====== DATA PROVIDED

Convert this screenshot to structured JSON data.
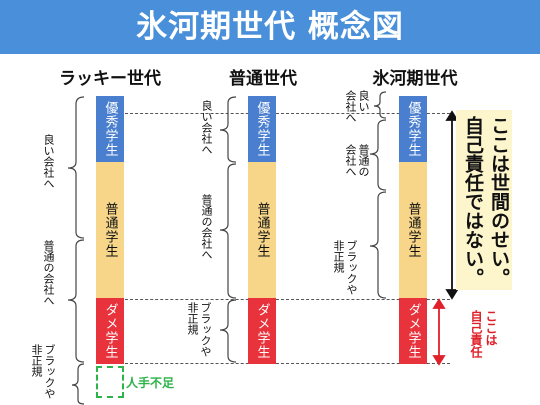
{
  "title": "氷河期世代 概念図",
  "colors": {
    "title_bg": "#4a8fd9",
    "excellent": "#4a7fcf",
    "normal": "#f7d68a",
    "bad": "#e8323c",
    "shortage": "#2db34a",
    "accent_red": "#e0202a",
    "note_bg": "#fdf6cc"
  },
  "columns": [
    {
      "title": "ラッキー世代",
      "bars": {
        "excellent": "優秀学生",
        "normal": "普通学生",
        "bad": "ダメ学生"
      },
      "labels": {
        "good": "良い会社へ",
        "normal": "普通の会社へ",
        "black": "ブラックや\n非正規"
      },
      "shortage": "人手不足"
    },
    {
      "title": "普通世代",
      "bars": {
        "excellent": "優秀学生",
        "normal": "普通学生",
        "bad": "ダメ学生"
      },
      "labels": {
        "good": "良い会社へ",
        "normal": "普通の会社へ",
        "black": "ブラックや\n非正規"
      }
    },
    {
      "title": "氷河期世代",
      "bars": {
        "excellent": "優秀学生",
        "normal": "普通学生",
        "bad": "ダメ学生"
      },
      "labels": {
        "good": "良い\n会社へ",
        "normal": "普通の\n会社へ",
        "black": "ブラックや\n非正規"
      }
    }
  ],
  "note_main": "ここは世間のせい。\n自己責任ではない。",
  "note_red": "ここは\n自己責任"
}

============
====== DATA PROVIDED

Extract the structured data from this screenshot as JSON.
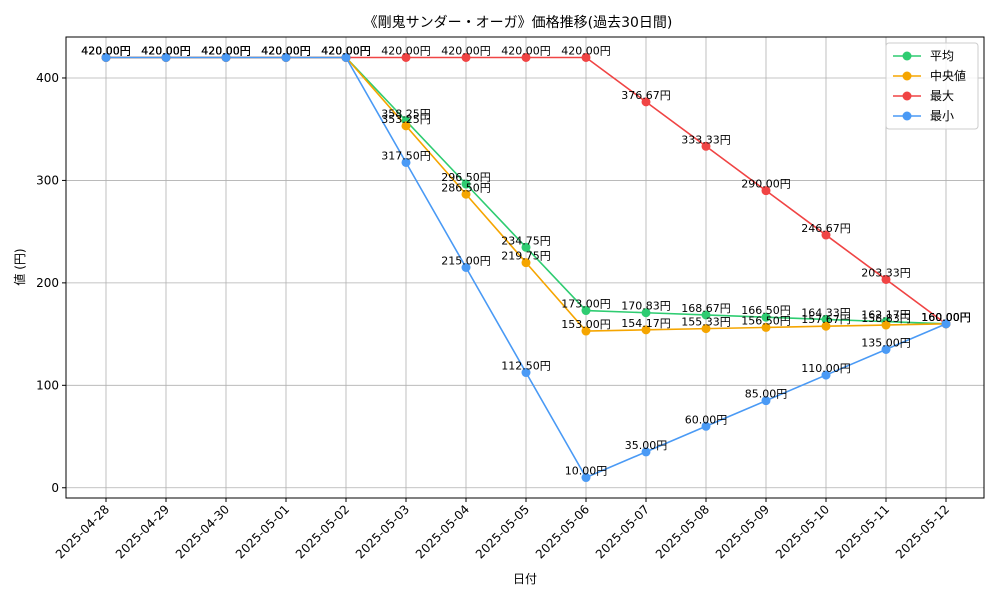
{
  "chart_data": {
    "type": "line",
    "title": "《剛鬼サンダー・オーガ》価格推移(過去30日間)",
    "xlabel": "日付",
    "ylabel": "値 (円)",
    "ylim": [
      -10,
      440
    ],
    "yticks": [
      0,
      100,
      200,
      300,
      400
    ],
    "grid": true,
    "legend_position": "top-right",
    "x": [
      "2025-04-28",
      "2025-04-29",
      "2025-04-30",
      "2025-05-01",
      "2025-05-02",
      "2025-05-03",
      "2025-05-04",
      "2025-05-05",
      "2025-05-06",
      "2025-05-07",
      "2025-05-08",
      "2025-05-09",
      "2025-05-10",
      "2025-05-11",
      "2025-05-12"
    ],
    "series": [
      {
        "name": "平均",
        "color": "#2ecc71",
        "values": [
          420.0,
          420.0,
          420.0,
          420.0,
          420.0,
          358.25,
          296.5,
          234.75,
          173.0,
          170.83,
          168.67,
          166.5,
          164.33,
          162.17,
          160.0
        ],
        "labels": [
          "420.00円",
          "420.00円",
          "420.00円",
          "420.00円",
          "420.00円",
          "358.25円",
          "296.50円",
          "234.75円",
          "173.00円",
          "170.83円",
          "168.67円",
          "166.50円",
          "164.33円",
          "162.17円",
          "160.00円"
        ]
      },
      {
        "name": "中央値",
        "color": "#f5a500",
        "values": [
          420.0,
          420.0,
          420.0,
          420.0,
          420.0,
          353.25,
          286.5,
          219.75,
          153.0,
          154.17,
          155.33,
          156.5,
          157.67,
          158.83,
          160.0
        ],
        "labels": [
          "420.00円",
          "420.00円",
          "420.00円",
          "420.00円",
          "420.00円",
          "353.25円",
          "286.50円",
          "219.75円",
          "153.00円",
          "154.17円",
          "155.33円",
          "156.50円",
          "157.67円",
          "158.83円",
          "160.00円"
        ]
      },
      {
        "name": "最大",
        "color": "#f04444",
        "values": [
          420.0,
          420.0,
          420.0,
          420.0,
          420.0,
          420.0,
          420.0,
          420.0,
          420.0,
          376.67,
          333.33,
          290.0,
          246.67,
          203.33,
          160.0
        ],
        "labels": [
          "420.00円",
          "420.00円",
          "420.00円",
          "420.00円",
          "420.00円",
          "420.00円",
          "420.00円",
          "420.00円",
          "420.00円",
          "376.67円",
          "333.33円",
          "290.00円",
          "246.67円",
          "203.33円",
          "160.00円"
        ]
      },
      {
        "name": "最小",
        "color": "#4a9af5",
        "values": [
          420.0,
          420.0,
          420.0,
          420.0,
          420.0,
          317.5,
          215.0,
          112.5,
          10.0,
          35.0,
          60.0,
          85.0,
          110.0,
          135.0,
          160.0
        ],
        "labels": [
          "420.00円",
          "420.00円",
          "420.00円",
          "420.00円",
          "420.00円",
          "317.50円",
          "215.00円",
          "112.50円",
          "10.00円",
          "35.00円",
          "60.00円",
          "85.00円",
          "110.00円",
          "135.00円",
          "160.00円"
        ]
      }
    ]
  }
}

============

* _GOAL_
Among the records above, how many lines carry the string "structured"? Reply with the number alone.

* _FINISHED EXERCISE_
2